== Data records ==

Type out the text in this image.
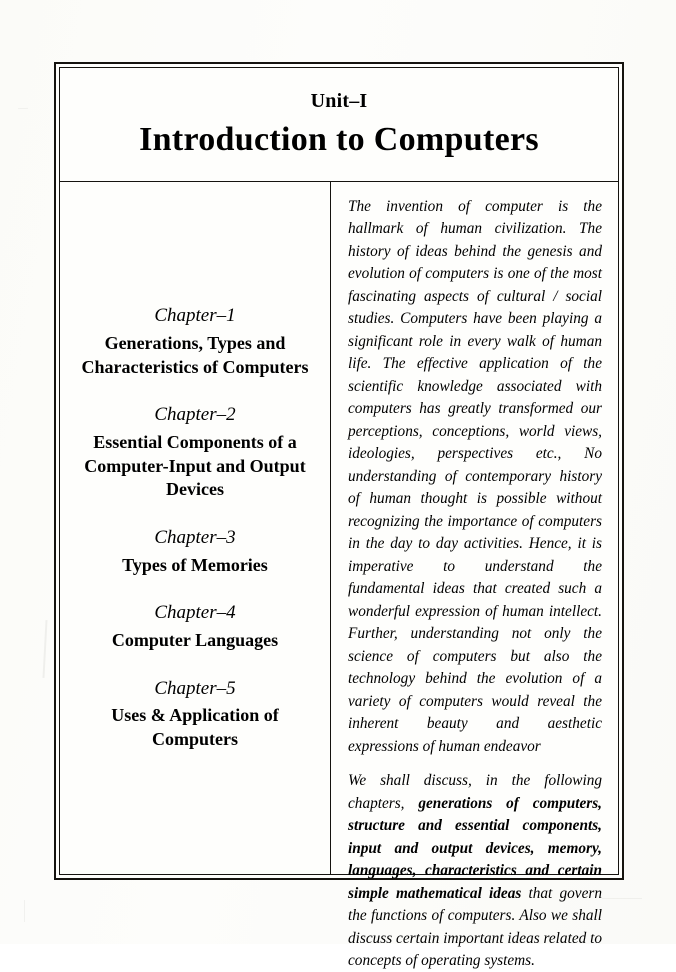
Unit–I
Introduction to Computers
Chapter–1
Generations, Types and Characteristics of Computers
Chapter–2
Essential Components of a Computer-Input and Output Devices
Chapter–3
Types of Memories
Chapter–4
Computer Languages
Chapter–5
Uses & Application of Computers

The invention of computer is the hallmark of human civilization. The history of ideas behind the genesis and evolution of computers is one of the most fascinating aspects of cultural / social studies. Computers have been playing a significant role in every walk of human life. The effective application of the scientific knowledge associated with computers has greatly transformed our perceptions, conceptions, world views, ideologies, perspectives etc., No understanding of contemporary history of human thought is possible without recognizing the importance of computers in the day to day activities. Hence, it is imperative to understand the fundamental ideas that created such a wonderful expression of human intellect. Further, understanding not only the science of computers but also the technology behind the evolution of a variety of computers would reveal the inherent beauty and aesthetic expressions of human endeavor

We shall discuss, in the following chapters, generations of computers, structure and essential components, input and output devices, memory, languages, characteristics and certain simple mathematical ideas that govern the functions of computers. Also we shall discuss certain important ideas related to concepts of operating systems.
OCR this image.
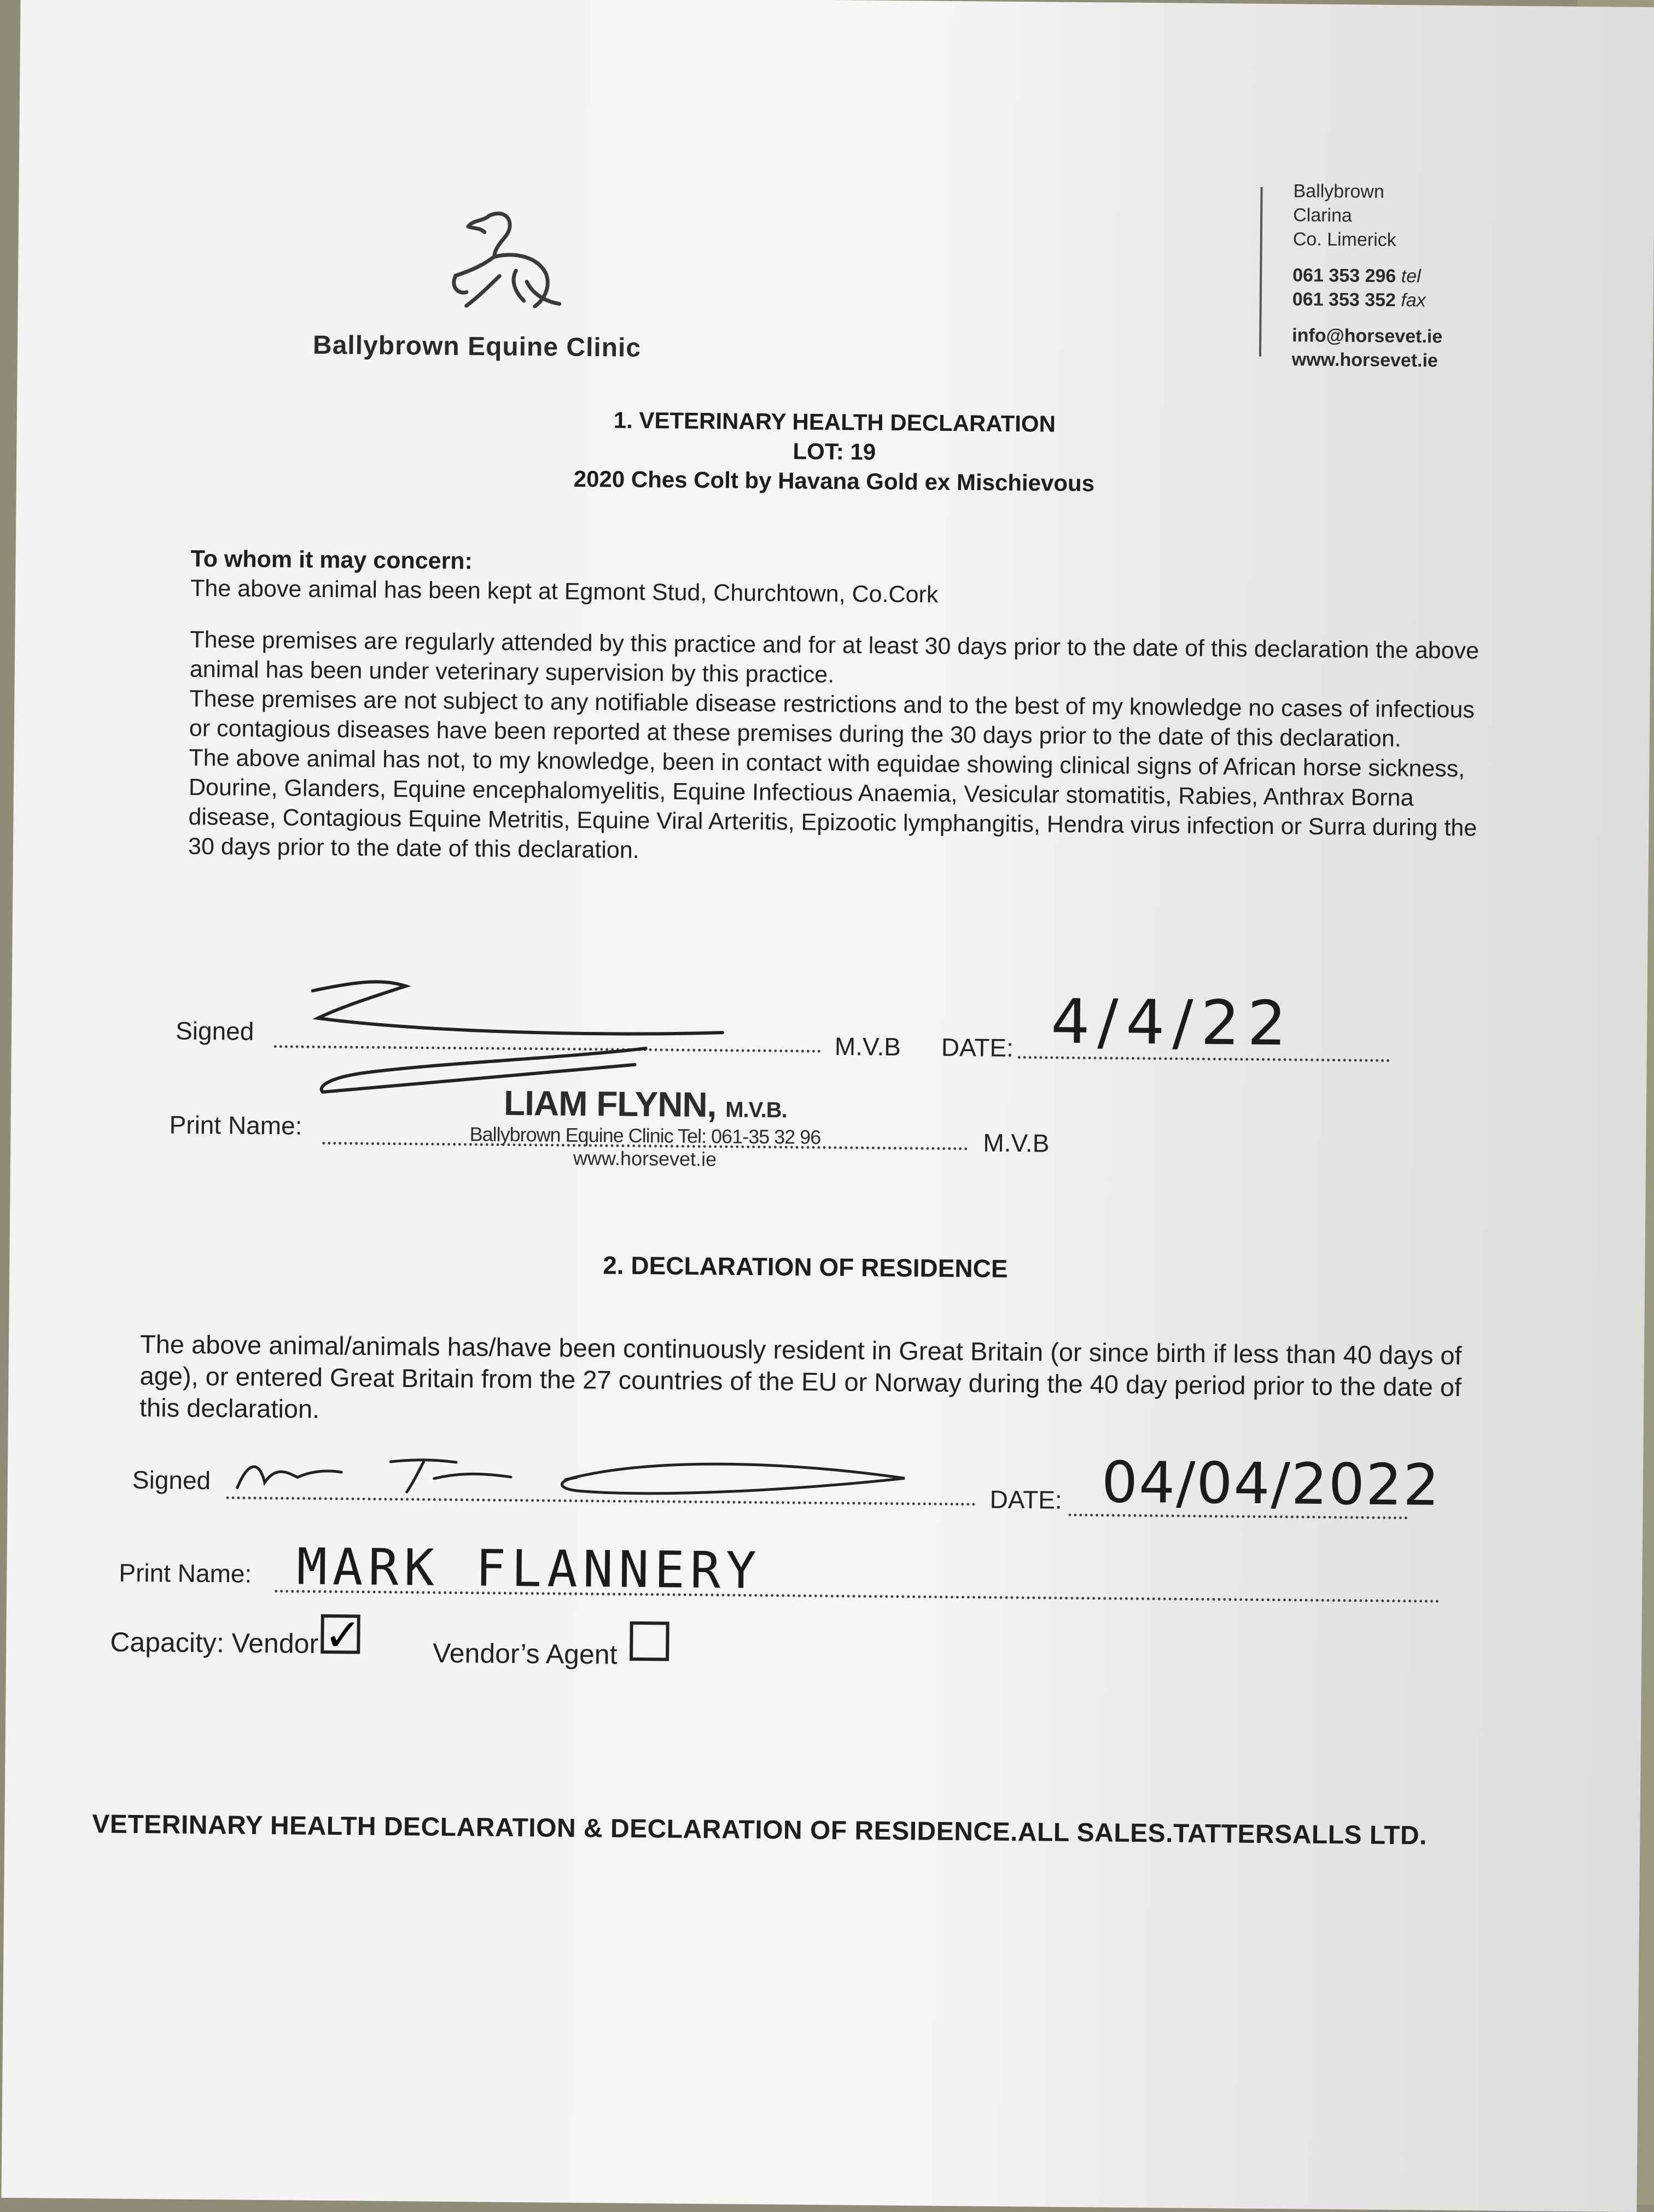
Ballybrown Equine Clinic
Ballybrown
Clarina
Co. Limerick
061 353 296 tel
061 353 352 fax
info@horsevet.ie
www.horsevet.ie
1. VETERINARY HEALTH DECLARATION
LOT: 19
2020 Ches Colt by Havana Gold ex Mischievous
To whom it may concern:

The above animal has been kept at Egmont Stud, Churchtown, Co.Cork

These premises are regularly attended by this practice and for at least 30 days prior to the date of this declaration the above animal has been under veterinary supervision by this practice.

These premises are not subject to any notifiable disease restrictions and to the best of my knowledge no cases of infectious or contagious diseases have been reported at these premises during the 30 days prior to the date of this declaration.

The above animal has not, to my knowledge, been in contact with equidae showing clinical signs of African horse sickness, Dourine, Glanders, Equine encephalomyelitis, Equine Infectious Anaemia, Vesicular stomatitis, Rabies, Anthrax Borna disease, Contagious Equine Metritis, Equine Viral Arteritis, Epizootic lymphangitis, Hendra virus infection or Surra during the 30 days prior to the date of this declaration.

Signed
M.V.B DATE: 4/4/22
Print Name:
M.V.B
LIAM FLYNN, M.V.B.
Ballybrown Equine Clinic Tel: 061-35 32 96
www.horsevet.ie
2. DECLARATION OF RESIDENCE
The above animal/animals has/have been continuously resident in Great Britain (or since birth if less than 40 days of age), or entered Great Britain from the 27 countries of the EU or Norway during the 40 day period prior to the date of this declaration.
Signed
DATE: 04/04/2022
Print Name: MARK FLANNERY
Capacity: Vendor ✓	Vendor’s Agent
VETERINARY HEALTH DECLARATION & DECLARATION OF RESIDENCE.ALL SALES.TATTERSALLS LTD.
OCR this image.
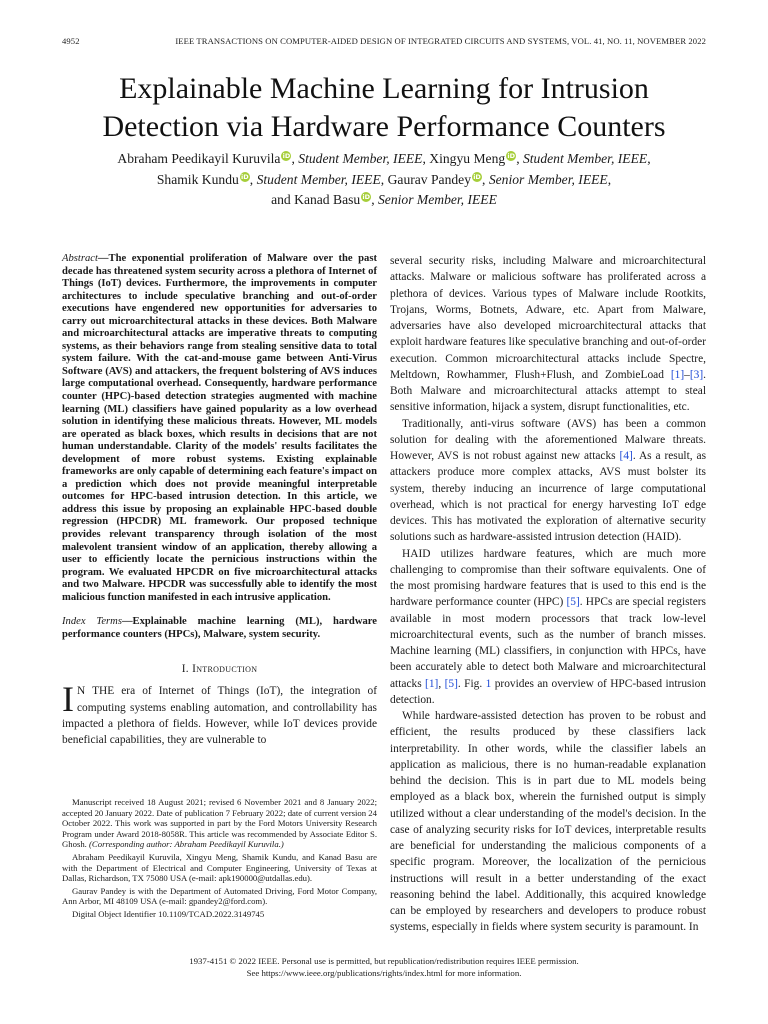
4952	IEEE TRANSACTIONS ON COMPUTER-AIDED DESIGN OF INTEGRATED CIRCUITS AND SYSTEMS, VOL. 41, NO. 11, NOVEMBER 2022
Explainable Machine Learning for Intrusion
Detection via Hardware Performance Counters
Abraham Peedikayil Kuruvila iD, Student Member, IEEE, Xingyu Meng iD, Student Member, IEEE,
Shamik Kundu iD, Student Member, IEEE, Gaurav Pandey iD, Senior Member, IEEE,
and Kanad Basu iD, Senior Member, IEEE

Abstract—The exponential proliferation of Malware over the past decade has threatened system security across a plethora of Internet of Things (IoT) devices. Furthermore, the improvements in computer architectures to include speculative branching and out-of-order executions have engendered new opportunities for adversaries to carry out microarchitectural attacks in these devices. Both Malware and microarchitectural attacks are imperative threats to computing systems, as their behaviors range from stealing sensitive data to total system failure. With the cat-and-mouse game between Anti-Virus Software (AVS) and attackers, the frequent bolstering of AVS induces large computational overhead. Consequently, hardware performance counter (HPC)-based detection strategies augmented with machine learning (ML) classifiers have gained popularity as a low overhead solution in identifying these malicious threats. However, ML models are operated as black boxes, which results in decisions that are not human understandable. Clarity of the models' results facilitates the development of more robust systems. Existing explainable frameworks are only capable of determining each feature's impact on a prediction which does not provide meaningful interpretable outcomes for HPC-based intrusion detection. In this article, we address this issue by proposing an explainable HPC-based double regression (HPCDR) ML framework. Our proposed technique provides relevant transparency through isolation of the most malevolent transient window of an application, thereby allowing a user to efficiently locate the pernicious instructions within the program. We evaluated HPCDR on five microarchitectural attacks and two Malware. HPCDR was successfully able to identify the most malicious function manifested in each intrusive application.

Index Terms—Explainable machine learning (ML), hardware performance counters (HPCs), Malware, system security.

I. Introduction

I N THE era of Internet of Things (IoT), the integration of computing systems enabling automation, and controllability has impacted a plethora of fields. However, while IoT devices provide beneficial capabilities, they are vulnerable to

Manuscript received 18 August 2021; revised 6 November 2021 and 8 January 2022; accepted 20 January 2022. Date of publication 7 February 2022; date of current version 24 October 2022. This work was supported in part by the Ford Motors University Research Program under Award 2018-8058R. This article was recommended by Associate Editor S. Ghosh. (Corresponding author: Abraham Peedikayil Kuruvila.)

Abraham Peedikayil Kuruvila, Xingyu Meng, Shamik Kundu, and Kanad Basu are with the Department of Electrical and Computer Engineering, University of Texas at Dallas, Richardson, TX 75080 USA (e-mail: apk190000@utdallas.edu).

Gaurav Pandey is with the Department of Automated Driving, Ford Motor Company, Ann Arbor, MI 48109 USA (e-mail: gpandey2@ford.com).

Digital Object Identifier 10.1109/TCAD.2022.3149745

several security risks, including Malware and microarchitectural attacks. Malware or malicious software has proliferated across a plethora of devices. Various types of Malware include Rootkits, Trojans, Worms, Botnets, Adware, etc. Apart from Malware, adversaries have also developed microarchitectural attacks that exploit hardware features like speculative branching and out-of-order execution. Common microarchitectural attacks include Spectre, Meltdown, Rowhammer, Flush+Flush, and ZombieLoad [1]–[3]. Both Malware and microarchitectural attacks attempt to steal sensitive information, hijack a system, disrupt functionalities, etc.

Traditionally, anti-virus software (AVS) has been a common solution for dealing with the aforementioned Malware threats. However, AVS is not robust against new attacks [4]. As a result, as attackers produce more complex attacks, AVS must bolster its system, thereby inducing an incurrence of large computational overhead, which is not practical for energy harvesting IoT edge devices. This has motivated the exploration of alternative security solutions such as hardware-assisted intrusion detection (HAID).

HAID utilizes hardware features, which are much more challenging to compromise than their software equivalents. One of the most promising hardware features that is used to this end is the hardware performance counter (HPC) [5]. HPCs are special registers available in most modern processors that track low-level microarchitectural events, such as the number of branch misses. Machine learning (ML) classifiers, in conjunction with HPCs, have been accurately able to detect both Malware and microarchitectural attacks [1], [5]. Fig. 1 provides an overview of HPC-based intrusion detection.

While hardware-assisted detection has proven to be robust and efficient, the results produced by these classifiers lack interpretability. In other words, while the classifier labels an application as malicious, there is no human-readable explanation behind the decision. This is in part due to ML models being employed as a black box, wherein the furnished output is simply utilized without a clear understanding of the model's decision. In the case of analyzing security risks for IoT devices, interpretable results are beneficial for understanding the malicious components of a specific program. Moreover, the localization of the pernicious instructions will result in a better understanding of the exact reasoning behind the label. Additionally, this acquired knowledge can be employed by researchers and developers to produce robust systems, especially in fields where system security is paramount. In

1937-4151 © 2022 IEEE. Personal use is permitted, but republication/redistribution requires IEEE permission.
See https://www.ieee.org/publications/rights/index.html for more information.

===

Task instructions:
For this exercise, transcribe the data exactly but without its pictures.

Written solution:
Type out the text in this image.
Unit–I
Introduction to Computers
Chapter–1
Generations, Types and Characteristics of Computers
Chapter–2
Essential Components of a Computer-Input and Output Devices
Chapter–3
Types of Memories
Chapter–4
Computer Languages
Chapter–5
Uses & Application of Computers

The invention of computer is the hallmark of human civilization. The history of ideas behind the genesis and evolution of computers is one of the most fascinating aspects of cultural / social studies. Computers have been playing a significant role in every walk of human life. The effective application of the scientific knowledge associated with computers has greatly transformed our perceptions, conceptions, world views, ideologies, perspectives etc., No understanding of contemporary history of human thought is possible without recognizing the importance of computers in the day to day activities. Hence, it is imperative to understand the fundamental ideas that created such a wonderful expression of human intellect. Further, understanding not only the science of computers but also the technology behind the evolution of a variety of computers would reveal the inherent beauty and aesthetic expressions of human endeavor

We shall discuss, in the following chapters, generations of computers, structure and essential components, input and output devices, memory, languages, characteristics and certain simple mathematical ideas that govern the functions of computers. Also we shall discuss certain important ideas related to concepts of operating systems.
OCR this image.
Ballybrown Equine Clinic
Ballybrown
Clarina
Co. Limerick
061 353 296 tel
061 353 352 fax
info@horsevet.ie
www.horsevet.ie
1. VETERINARY HEALTH DECLARATION
LOT: 19
2020 Ches Colt by Havana Gold ex Mischievous
To whom it may concern:

The above animal has been kept at Egmont Stud, Churchtown, Co.Cork

These premises are regularly attended by this practice and for at least 30 days prior to the date of this declaration the above animal has been under veterinary supervision by this practice.

These premises are not subject to any notifiable disease restrictions and to the best of my knowledge no cases of infectious or contagious diseases have been reported at these premises during the 30 days prior to the date of this declaration.

The above animal has not, to my knowledge, been in contact with equidae showing clinical signs of African horse sickness, Dourine, Glanders, Equine encephalomyelitis, Equine Infectious Anaemia, Vesicular stomatitis, Rabies, Anthrax Borna disease, Contagious Equine Metritis, Equine Viral Arteritis, Epizootic lymphangitis, Hendra virus infection or Surra during the 30 days prior to the date of this declaration.

Signed
M.V.B DATE: 4/4/22
Print Name:
M.V.B
LIAM FLYNN, M.V.B.
Ballybrown Equine Clinic Tel: 061-35 32 96
www.horsevet.ie
2. DECLARATION OF RESIDENCE
The above animal/animals has/have been continuously resident in Great Britain (or since birth if less than 40 days of age), or entered Great Britain from the 27 countries of the EU or Norway during the 40 day period prior to the date of this declaration.
Signed
DATE: 04/04/2022
Print Name: MARK FLANNERY
Capacity: Vendor ✓	Vendor’s Agent
VETERINARY HEALTH DECLARATION & DECLARATION OF RESIDENCE.ALL SALES.TATTERSALLS LTD.
OCR this image.
4952	IEEE TRANSACTIONS ON COMPUTER-AIDED DESIGN OF INTEGRATED CIRCUITS AND SYSTEMS, VOL. 41, NO. 11, NOVEMBER 2022
Explainable Machine Learning for Intrusion
Detection via Hardware Performance Counters
Abraham Peedikayil Kuruvila iD, Student Member, IEEE, Xingyu Meng iD, Student Member, IEEE,
Shamik Kundu iD, Student Member, IEEE, Gaurav Pandey iD, Senior Member, IEEE,
and Kanad Basu iD, Senior Member, IEEE

Abstract—The exponential proliferation of Malware over the past decade has threatened system security across a plethora of Internet of Things (IoT) devices. Furthermore, the improvements in computer architectures to include speculative branching and out-of-order executions have engendered new opportunities for adversaries to carry out microarchitectural attacks in these devices. Both Malware and microarchitectural attacks are imperative threats to computing systems, as their behaviors range from stealing sensitive data to total system failure. With the cat-and-mouse game between Anti-Virus Software (AVS) and attackers, the frequent bolstering of AVS induces large computational overhead. Consequently, hardware performance counter (HPC)-based detection strategies augmented with machine learning (ML) classifiers have gained popularity as a low overhead solution in identifying these malicious threats. However, ML models are operated as black boxes, which results in decisions that are not human understandable. Clarity of the models' results facilitates the development of more robust systems. Existing explainable frameworks are only capable of determining each feature's impact on a prediction which does not provide meaningful interpretable outcomes for HPC-based intrusion detection. In this article, we address this issue by proposing an explainable HPC-based double regression (HPCDR) ML framework. Our proposed technique provides relevant transparency through isolation of the most malevolent transient window of an application, thereby allowing a user to efficiently locate the pernicious instructions within the program. We evaluated HPCDR on five microarchitectural attacks and two Malware. HPCDR was successfully able to identify the most malicious function manifested in each intrusive application.

Index Terms—Explainable machine learning (ML), hardware performance counters (HPCs), Malware, system security.

I. Introduction

I N THE era of Internet of Things (IoT), the integration of computing systems enabling automation, and controllability has impacted a plethora of fields. However, while IoT devices provide beneficial capabilities, they are vulnerable to

Manuscript received 18 August 2021; revised 6 November 2021 and 8 January 2022; accepted 20 January 2022. Date of publication 7 February 2022; date of current version 24 October 2022. This work was supported in part by the Ford Motors University Research Program under Award 2018-8058R. This article was recommended by Associate Editor S. Ghosh. (Corresponding author: Abraham Peedikayil Kuruvila.)

Abraham Peedikayil Kuruvila, Xingyu Meng, Shamik Kundu, and Kanad Basu are with the Department of Electrical and Computer Engineering, University of Texas at Dallas, Richardson, TX 75080 USA (e-mail: apk190000@utdallas.edu).

Gaurav Pandey is with the Department of Automated Driving, Ford Motor Company, Ann Arbor, MI 48109 USA (e-mail: gpandey2@ford.com).

Digital Object Identifier 10.1109/TCAD.2022.3149745

several security risks, including Malware and microarchitectural attacks. Malware or malicious software has proliferated across a plethora of devices. Various types of Malware include Rootkits, Trojans, Worms, Botnets, Adware, etc. Apart from Malware, adversaries have also developed microarchitectural attacks that exploit hardware features like speculative branching and out-of-order execution. Common microarchitectural attacks include Spectre, Meltdown, Rowhammer, Flush+Flush, and ZombieLoad [1]–[3]. Both Malware and microarchitectural attacks attempt to steal sensitive information, hijack a system, disrupt functionalities, etc.

Traditionally, anti-virus software (AVS) has been a common solution for dealing with the aforementioned Malware threats. However, AVS is not robust against new attacks [4]. As a result, as attackers produce more complex attacks, AVS must bolster its system, thereby inducing an incurrence of large computational overhead, which is not practical for energy harvesting IoT edge devices. This has motivated the exploration of alternative security solutions such as hardware-assisted intrusion detection (HAID).

HAID utilizes hardware features, which are much more challenging to compromise than their software equivalents. One of the most promising hardware features that is used to this end is the hardware performance counter (HPC) [5]. HPCs are special registers available in most modern processors that track low-level microarchitectural events, such as the number of branch misses. Machine learning (ML) classifiers, in conjunction with HPCs, have been accurately able to detect both Malware and microarchitectural attacks [1], [5]. Fig. 1 provides an overview of HPC-based intrusion detection.

While hardware-assisted detection has proven to be robust and efficient, the results produced by these classifiers lack interpretability. In other words, while the classifier labels an application as malicious, there is no human-readable explanation behind the decision. This is in part due to ML models being employed as a black box, wherein the furnished output is simply utilized without a clear understanding of the model's decision. In the case of analyzing security risks for IoT devices, interpretable results are beneficial for understanding the malicious components of a specific program. Moreover, the localization of the pernicious instructions will result in a better understanding of the exact reasoning behind the label. Additionally, this acquired knowledge can be employed by researchers and developers to produce robust systems, especially in fields where system security is paramount. In

1937-4151 © 2022 IEEE. Personal use is permitted, but republication/redistribution requires IEEE permission.
See https://www.ieee.org/publications/rights/index.html for more information.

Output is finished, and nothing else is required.